WHAT IS REQUIRED: Using the records below, locate all lines containing "title" and return them.

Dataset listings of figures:
┄┄┄┄┄┄
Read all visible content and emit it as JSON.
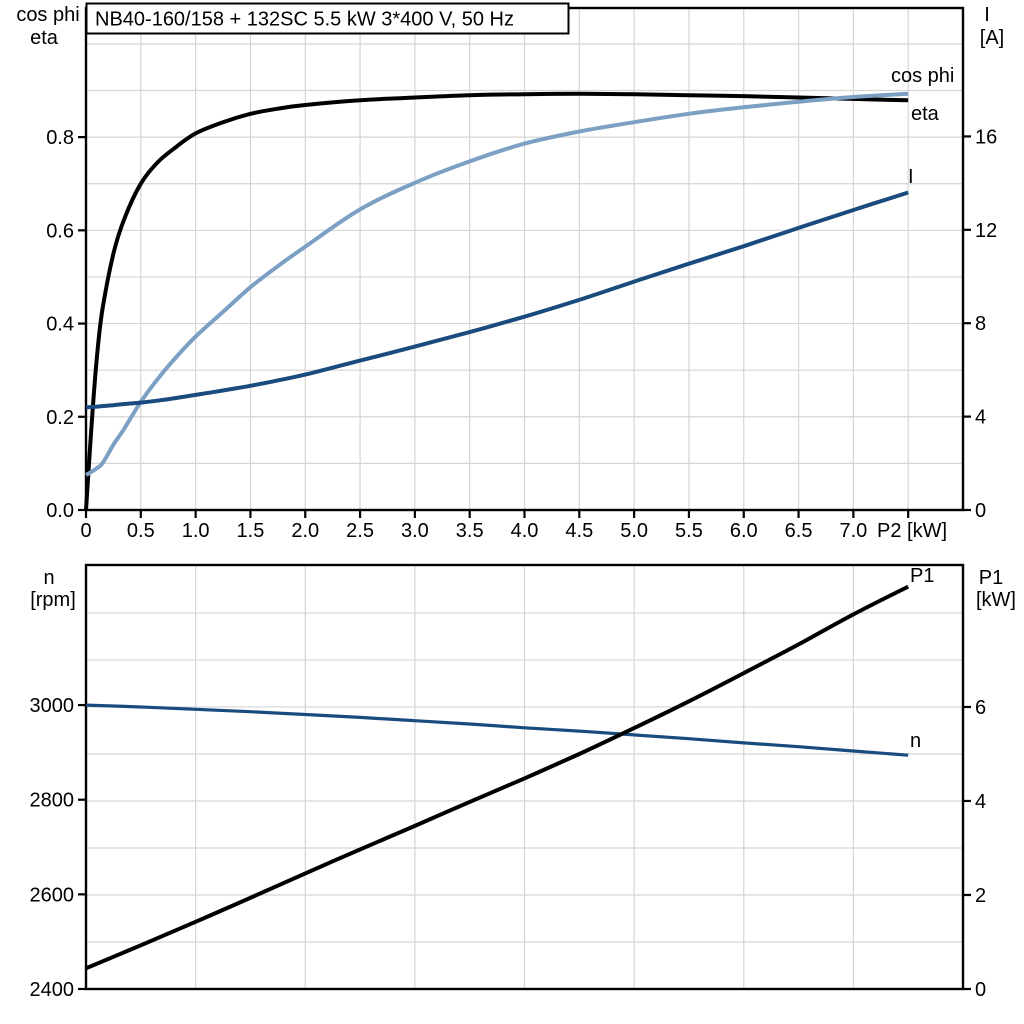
{
  "title": "NB40-160/158 + 132SC   5.5 kW   3*400 V, 50 Hz",
  "colors": {
    "black": "#000000",
    "light_blue": "#7BA0C4",
    "dark_blue": "#1A4B7E",
    "grid": "#D5D5D5",
    "frame": "#000000",
    "background": "#FFFFFF"
  },
  "chart_data": [
    {
      "type": "line",
      "title": "NB40-160/158 + 132SC   5.5 kW   3*400 V, 50 Hz",
      "xlabel": "P2 [kW]",
      "ylabel_left_line1": "cos phi",
      "ylabel_left_line2": "eta",
      "ylabel_right_line1": "I",
      "ylabel_right_line2": "[A]",
      "xlim": [
        0,
        8
      ],
      "ylim_left": [
        0,
        1.077
      ],
      "ylim_right": [
        0,
        21.5
      ],
      "grid": true,
      "grid_x_step": 0.5,
      "grid_y_left_step": 0.1,
      "x_ticks": {
        "values": [
          0,
          0.5,
          1,
          1.5,
          2,
          2.5,
          3,
          3.5,
          4,
          4.5,
          5,
          5.5,
          6,
          6.5,
          7,
          7.5
        ],
        "labels": [
          "0",
          "0.5",
          "1.0",
          "1.5",
          "2.0",
          "2.5",
          "3.0",
          "3.5",
          "4.0",
          "4.5",
          "5.0",
          "5.5",
          "6.0",
          "6.5",
          "7.0",
          ""
        ]
      },
      "y_ticks_left": {
        "values": [
          0,
          0.2,
          0.4,
          0.6,
          0.8
        ],
        "labels": [
          "0.0",
          "0.2",
          "0.4",
          "0.6",
          "0.8"
        ]
      },
      "y_ticks_right": {
        "values": [
          0,
          4,
          8,
          12,
          16
        ],
        "labels": [
          "0",
          "4",
          "8",
          "12",
          "16"
        ]
      },
      "x": [
        0,
        0.05,
        0.1,
        0.15,
        0.25,
        0.35,
        0.5,
        0.65,
        0.8,
        1.0,
        1.25,
        1.5,
        1.75,
        2.0,
        2.5,
        3.0,
        3.5,
        4.0,
        4.5,
        5.0,
        5.5,
        6.0,
        6.5,
        7.0,
        7.5
      ],
      "series": [
        {
          "id": "eta",
          "name": "eta",
          "axis": "left",
          "color_key": "black",
          "values": [
            0,
            0.18,
            0.33,
            0.43,
            0.55,
            0.625,
            0.7,
            0.745,
            0.775,
            0.808,
            0.832,
            0.85,
            0.861,
            0.869,
            0.879,
            0.885,
            0.89,
            0.892,
            0.893,
            0.892,
            0.89,
            0.888,
            0.885,
            0.882,
            0.879
          ]
        },
        {
          "id": "cos_phi",
          "name": "cos phi",
          "axis": "left",
          "color_key": "light_blue",
          "values": [
            0.075,
            0.082,
            0.09,
            0.1,
            0.14,
            0.175,
            0.232,
            0.28,
            0.322,
            0.372,
            0.425,
            0.478,
            0.523,
            0.565,
            0.645,
            0.702,
            0.748,
            0.786,
            0.812,
            0.832,
            0.85,
            0.864,
            0.876,
            0.886,
            0.893
          ]
        },
        {
          "id": "current",
          "name": "I",
          "axis": "right",
          "color_key": "dark_blue",
          "values": [
            4.4,
            4.41,
            4.43,
            4.45,
            4.49,
            4.54,
            4.6,
            4.68,
            4.78,
            4.93,
            5.12,
            5.32,
            5.55,
            5.8,
            6.4,
            7.0,
            7.62,
            8.28,
            9.0,
            9.78,
            10.55,
            11.3,
            12.08,
            12.85,
            13.6
          ]
        }
      ]
    },
    {
      "type": "line",
      "title": "",
      "xlabel": "",
      "ylabel_left_line1": "n",
      "ylabel_left_line2": "[rpm]",
      "ylabel_right_line1": "P1",
      "ylabel_right_line2": "[kW]",
      "xlim": [
        0,
        8
      ],
      "ylim_left": [
        2400,
        3296
      ],
      "ylim_right": [
        0,
        9.02
      ],
      "grid": true,
      "grid_x_step": 1,
      "grid_y_right_step": 1,
      "y_ticks_left": {
        "values": [
          2400,
          2600,
          2800,
          3000
        ],
        "labels": [
          "2400",
          "2600",
          "2800",
          "3000"
        ]
      },
      "y_ticks_right": {
        "values": [
          0,
          2,
          4,
          6
        ],
        "labels": [
          "0",
          "2",
          "4",
          "6"
        ]
      },
      "x": [
        0,
        0.5,
        1,
        1.5,
        2,
        2.5,
        3,
        3.5,
        4,
        4.5,
        5,
        5.5,
        6,
        6.5,
        7,
        7.5
      ],
      "series": [
        {
          "id": "n",
          "name": "n",
          "axis": "left",
          "color_key": "dark_blue",
          "values": [
            3000,
            2996,
            2991,
            2986,
            2980,
            2974,
            2967,
            2960,
            2952,
            2945,
            2937,
            2929,
            2920,
            2912,
            2903,
            2894
          ]
        },
        {
          "id": "p1",
          "name": "P1",
          "axis": "right",
          "color_key": "black",
          "values": [
            0.44,
            0.93,
            1.43,
            1.94,
            2.46,
            2.97,
            3.47,
            3.98,
            4.48,
            5.0,
            5.55,
            6.12,
            6.72,
            7.33,
            7.97,
            8.56
          ]
        }
      ]
    }
  ]
}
┄┄┄┄┄┄
EXERCISE SOLUTION:
  "title": "NB40-160/158 + 132SC   5.5 kW   3*400 V, 50 Hz",
      "title": "NB40-160/158 + 132SC   5.5 kW   3*400 V, 50 Hz",
      "title": "",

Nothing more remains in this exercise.